▶ [Stored rows]
+ + +

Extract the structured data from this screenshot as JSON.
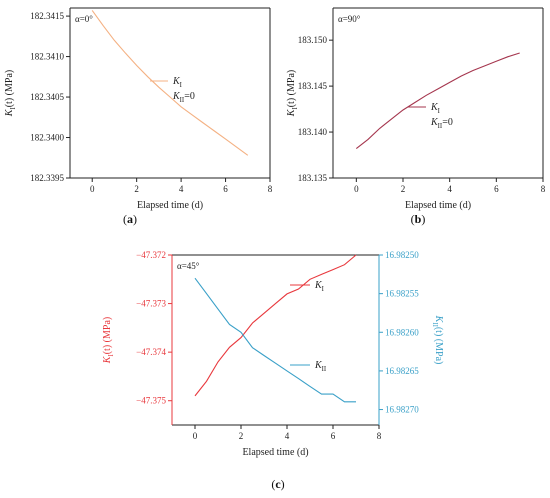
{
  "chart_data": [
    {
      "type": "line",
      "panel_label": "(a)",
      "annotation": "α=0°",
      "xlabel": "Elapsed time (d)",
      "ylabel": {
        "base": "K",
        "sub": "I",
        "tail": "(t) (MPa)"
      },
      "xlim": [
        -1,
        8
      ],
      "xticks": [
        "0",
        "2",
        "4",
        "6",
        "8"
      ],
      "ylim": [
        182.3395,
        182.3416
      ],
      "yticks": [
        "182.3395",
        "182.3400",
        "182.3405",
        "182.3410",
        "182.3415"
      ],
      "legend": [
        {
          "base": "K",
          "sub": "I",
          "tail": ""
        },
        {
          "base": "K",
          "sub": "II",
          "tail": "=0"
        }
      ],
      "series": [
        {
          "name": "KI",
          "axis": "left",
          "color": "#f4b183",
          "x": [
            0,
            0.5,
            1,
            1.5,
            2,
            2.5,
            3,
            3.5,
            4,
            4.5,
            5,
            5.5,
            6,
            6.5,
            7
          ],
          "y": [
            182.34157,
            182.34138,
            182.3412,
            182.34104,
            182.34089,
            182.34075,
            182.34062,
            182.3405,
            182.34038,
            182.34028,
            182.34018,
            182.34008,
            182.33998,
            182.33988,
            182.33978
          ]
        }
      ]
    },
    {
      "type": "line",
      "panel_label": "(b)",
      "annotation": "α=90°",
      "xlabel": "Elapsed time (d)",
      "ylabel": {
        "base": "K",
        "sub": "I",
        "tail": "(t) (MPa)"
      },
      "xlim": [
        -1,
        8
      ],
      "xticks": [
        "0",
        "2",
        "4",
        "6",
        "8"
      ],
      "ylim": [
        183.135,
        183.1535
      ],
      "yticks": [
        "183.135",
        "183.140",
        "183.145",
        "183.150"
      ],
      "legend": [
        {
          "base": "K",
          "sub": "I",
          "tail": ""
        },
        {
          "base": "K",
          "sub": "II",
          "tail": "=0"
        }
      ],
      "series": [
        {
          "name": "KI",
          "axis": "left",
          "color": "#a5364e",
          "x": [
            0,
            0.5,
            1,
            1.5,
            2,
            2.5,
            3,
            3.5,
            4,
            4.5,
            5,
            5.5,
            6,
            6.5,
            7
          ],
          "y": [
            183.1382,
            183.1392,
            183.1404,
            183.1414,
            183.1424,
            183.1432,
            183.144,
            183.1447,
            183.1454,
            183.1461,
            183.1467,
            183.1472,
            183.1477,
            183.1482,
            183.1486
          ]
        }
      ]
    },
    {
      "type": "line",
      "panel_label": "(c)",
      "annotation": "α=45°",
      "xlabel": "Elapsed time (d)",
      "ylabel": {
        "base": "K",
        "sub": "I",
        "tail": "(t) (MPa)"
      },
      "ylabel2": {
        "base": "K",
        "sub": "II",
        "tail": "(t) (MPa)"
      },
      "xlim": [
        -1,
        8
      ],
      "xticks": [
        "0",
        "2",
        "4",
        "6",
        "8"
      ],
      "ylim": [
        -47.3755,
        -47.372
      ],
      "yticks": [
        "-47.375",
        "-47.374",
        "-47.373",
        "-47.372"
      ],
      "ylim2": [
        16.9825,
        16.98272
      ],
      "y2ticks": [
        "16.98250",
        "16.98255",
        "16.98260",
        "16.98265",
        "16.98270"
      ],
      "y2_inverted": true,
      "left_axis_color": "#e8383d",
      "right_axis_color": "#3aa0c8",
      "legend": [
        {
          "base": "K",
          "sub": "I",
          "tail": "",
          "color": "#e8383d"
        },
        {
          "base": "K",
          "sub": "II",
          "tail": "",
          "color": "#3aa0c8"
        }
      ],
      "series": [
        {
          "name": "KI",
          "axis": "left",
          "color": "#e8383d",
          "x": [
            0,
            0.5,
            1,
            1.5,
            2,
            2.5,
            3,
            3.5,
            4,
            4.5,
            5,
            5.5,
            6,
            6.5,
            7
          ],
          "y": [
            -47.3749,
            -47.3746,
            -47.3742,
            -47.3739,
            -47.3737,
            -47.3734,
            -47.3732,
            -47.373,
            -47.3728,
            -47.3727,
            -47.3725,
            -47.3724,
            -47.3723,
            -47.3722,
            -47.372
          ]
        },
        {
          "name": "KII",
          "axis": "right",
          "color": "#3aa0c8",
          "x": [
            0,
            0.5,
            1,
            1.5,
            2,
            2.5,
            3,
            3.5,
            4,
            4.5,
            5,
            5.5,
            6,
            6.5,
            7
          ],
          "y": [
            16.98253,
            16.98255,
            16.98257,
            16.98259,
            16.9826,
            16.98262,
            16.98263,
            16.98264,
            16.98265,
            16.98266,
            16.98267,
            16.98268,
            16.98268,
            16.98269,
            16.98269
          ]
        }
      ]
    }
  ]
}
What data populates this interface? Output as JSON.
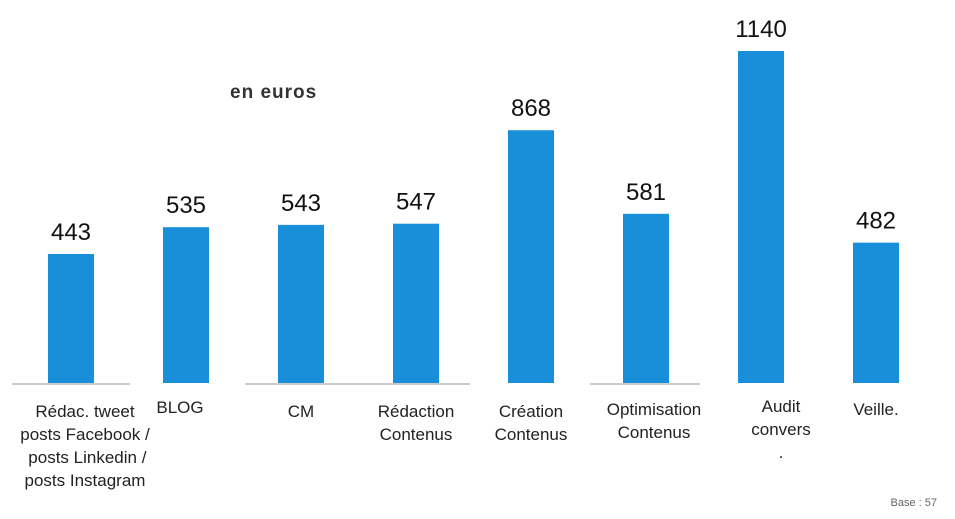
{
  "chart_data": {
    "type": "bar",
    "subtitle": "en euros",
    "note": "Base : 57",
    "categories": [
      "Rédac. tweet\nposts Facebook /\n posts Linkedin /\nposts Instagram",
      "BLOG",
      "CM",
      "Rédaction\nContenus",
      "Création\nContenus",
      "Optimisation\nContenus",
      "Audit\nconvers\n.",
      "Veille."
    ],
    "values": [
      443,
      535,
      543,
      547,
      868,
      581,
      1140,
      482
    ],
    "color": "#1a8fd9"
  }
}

+ + +

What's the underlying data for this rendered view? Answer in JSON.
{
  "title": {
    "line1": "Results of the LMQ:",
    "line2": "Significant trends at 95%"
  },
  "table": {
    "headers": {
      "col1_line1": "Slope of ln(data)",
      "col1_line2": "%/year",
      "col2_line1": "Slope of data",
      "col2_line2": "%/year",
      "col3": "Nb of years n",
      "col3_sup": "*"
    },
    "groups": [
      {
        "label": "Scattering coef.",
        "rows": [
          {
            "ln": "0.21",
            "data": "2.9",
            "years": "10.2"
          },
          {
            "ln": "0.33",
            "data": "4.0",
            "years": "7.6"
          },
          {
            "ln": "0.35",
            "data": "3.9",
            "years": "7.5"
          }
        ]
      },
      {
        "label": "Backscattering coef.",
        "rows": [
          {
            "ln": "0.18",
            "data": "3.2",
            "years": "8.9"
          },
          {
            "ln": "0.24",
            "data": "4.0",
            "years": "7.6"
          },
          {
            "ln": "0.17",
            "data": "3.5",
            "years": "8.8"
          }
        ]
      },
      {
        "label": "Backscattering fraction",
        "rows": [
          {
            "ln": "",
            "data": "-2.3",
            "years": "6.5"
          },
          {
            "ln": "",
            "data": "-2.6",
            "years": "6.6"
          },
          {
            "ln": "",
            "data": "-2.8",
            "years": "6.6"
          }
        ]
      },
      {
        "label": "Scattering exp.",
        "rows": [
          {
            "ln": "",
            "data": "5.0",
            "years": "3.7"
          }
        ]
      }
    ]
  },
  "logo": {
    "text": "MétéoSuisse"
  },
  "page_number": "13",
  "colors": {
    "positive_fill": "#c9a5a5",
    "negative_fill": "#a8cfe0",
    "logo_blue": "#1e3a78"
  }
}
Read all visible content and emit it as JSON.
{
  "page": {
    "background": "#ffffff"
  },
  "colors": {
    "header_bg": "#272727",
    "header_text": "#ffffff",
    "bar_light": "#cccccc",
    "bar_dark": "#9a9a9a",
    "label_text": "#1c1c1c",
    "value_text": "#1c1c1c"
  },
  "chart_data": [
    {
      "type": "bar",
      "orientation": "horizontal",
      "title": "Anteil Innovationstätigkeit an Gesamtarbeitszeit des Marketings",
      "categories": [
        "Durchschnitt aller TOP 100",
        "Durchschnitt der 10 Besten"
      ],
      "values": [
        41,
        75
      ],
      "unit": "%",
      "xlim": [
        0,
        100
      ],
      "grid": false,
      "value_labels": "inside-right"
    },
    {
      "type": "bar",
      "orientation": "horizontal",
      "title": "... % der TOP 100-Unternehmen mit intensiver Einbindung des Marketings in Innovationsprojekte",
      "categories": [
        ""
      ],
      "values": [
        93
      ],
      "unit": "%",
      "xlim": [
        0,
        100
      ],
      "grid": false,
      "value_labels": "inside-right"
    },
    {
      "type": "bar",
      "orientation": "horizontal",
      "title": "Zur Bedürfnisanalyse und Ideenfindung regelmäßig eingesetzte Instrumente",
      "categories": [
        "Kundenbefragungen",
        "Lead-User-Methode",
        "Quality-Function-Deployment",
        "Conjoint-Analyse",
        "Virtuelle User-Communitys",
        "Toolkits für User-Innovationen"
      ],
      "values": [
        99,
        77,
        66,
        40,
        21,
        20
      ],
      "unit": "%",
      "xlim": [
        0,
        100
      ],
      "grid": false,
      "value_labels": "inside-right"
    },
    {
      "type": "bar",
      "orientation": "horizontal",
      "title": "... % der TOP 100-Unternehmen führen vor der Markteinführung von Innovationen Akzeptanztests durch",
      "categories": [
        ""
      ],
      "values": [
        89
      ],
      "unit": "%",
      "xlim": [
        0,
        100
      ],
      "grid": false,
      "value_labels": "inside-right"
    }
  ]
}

+ + +

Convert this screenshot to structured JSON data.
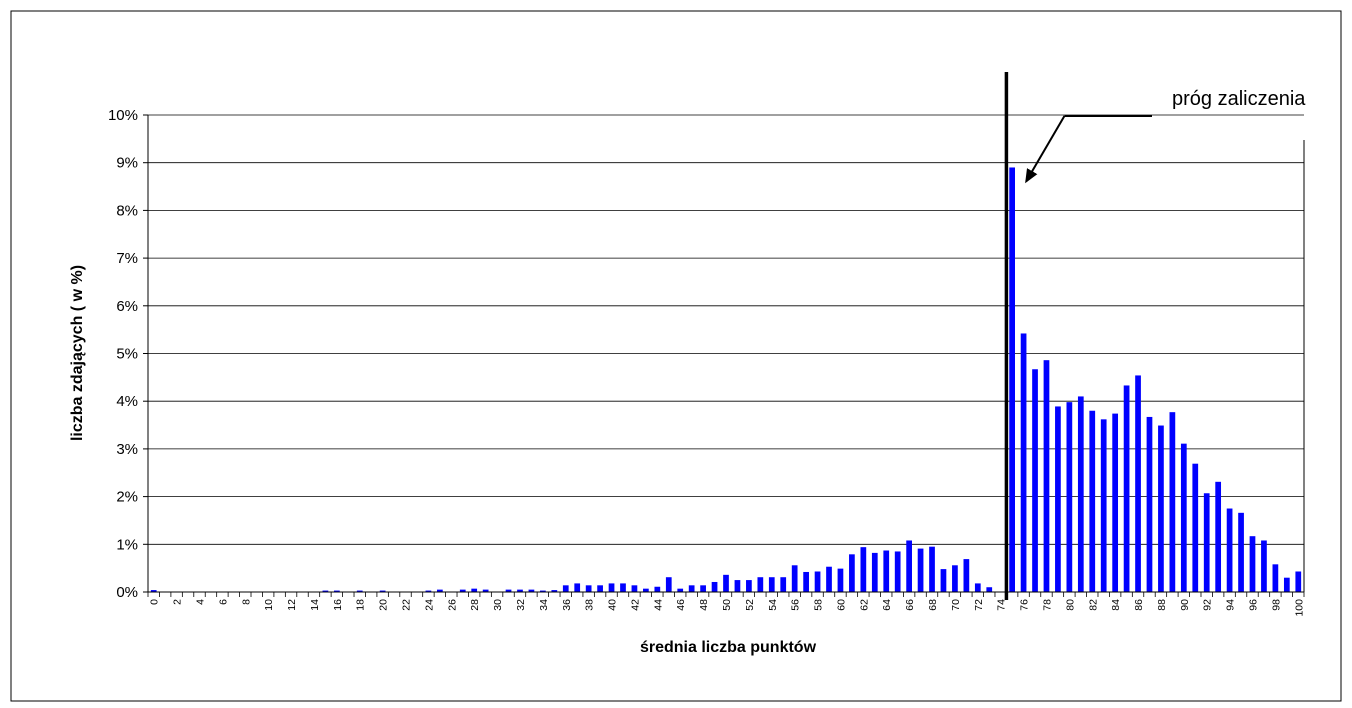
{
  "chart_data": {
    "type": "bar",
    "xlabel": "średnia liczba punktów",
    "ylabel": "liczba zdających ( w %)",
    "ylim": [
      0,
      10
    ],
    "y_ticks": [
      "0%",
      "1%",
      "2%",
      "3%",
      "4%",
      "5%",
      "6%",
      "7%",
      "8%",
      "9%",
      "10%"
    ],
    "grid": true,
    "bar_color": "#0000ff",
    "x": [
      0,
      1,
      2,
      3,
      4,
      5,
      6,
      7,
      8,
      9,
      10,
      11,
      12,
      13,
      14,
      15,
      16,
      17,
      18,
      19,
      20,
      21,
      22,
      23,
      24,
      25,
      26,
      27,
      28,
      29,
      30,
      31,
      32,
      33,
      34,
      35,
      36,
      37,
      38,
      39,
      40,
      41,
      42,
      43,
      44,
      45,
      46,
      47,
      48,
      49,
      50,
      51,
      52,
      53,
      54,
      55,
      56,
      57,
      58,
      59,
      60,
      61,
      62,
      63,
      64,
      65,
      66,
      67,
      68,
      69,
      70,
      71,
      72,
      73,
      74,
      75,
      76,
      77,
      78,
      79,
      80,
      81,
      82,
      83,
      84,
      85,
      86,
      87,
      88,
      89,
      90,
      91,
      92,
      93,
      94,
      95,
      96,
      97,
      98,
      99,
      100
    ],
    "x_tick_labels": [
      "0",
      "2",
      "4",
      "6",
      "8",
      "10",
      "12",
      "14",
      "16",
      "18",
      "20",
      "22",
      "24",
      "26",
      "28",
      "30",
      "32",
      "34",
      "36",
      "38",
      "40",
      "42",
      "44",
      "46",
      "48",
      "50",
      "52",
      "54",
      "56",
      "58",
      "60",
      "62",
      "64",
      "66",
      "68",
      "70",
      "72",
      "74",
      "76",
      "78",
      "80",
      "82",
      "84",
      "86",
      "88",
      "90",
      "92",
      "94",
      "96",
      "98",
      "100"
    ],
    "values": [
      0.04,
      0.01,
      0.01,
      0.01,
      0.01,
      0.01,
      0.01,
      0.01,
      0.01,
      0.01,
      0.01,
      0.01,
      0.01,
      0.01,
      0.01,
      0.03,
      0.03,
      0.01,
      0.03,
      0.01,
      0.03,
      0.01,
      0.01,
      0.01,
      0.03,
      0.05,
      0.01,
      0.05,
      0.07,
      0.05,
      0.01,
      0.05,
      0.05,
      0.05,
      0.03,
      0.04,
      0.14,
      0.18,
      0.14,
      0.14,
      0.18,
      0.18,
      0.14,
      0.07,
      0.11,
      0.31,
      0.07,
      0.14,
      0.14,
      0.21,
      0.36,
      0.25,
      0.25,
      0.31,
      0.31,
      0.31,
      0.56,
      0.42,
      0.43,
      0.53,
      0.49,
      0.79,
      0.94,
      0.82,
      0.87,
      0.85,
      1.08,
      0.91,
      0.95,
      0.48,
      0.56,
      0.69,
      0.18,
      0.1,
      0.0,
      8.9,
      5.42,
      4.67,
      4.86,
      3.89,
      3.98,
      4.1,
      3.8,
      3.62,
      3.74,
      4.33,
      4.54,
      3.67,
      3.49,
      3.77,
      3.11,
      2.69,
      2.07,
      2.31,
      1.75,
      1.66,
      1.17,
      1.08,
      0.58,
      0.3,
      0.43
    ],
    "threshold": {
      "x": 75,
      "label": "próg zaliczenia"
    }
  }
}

+ + +

▶ [Problem] Give only the count of lines in which the string "Innovationen" appears.

▶ [Solution to this problem] 2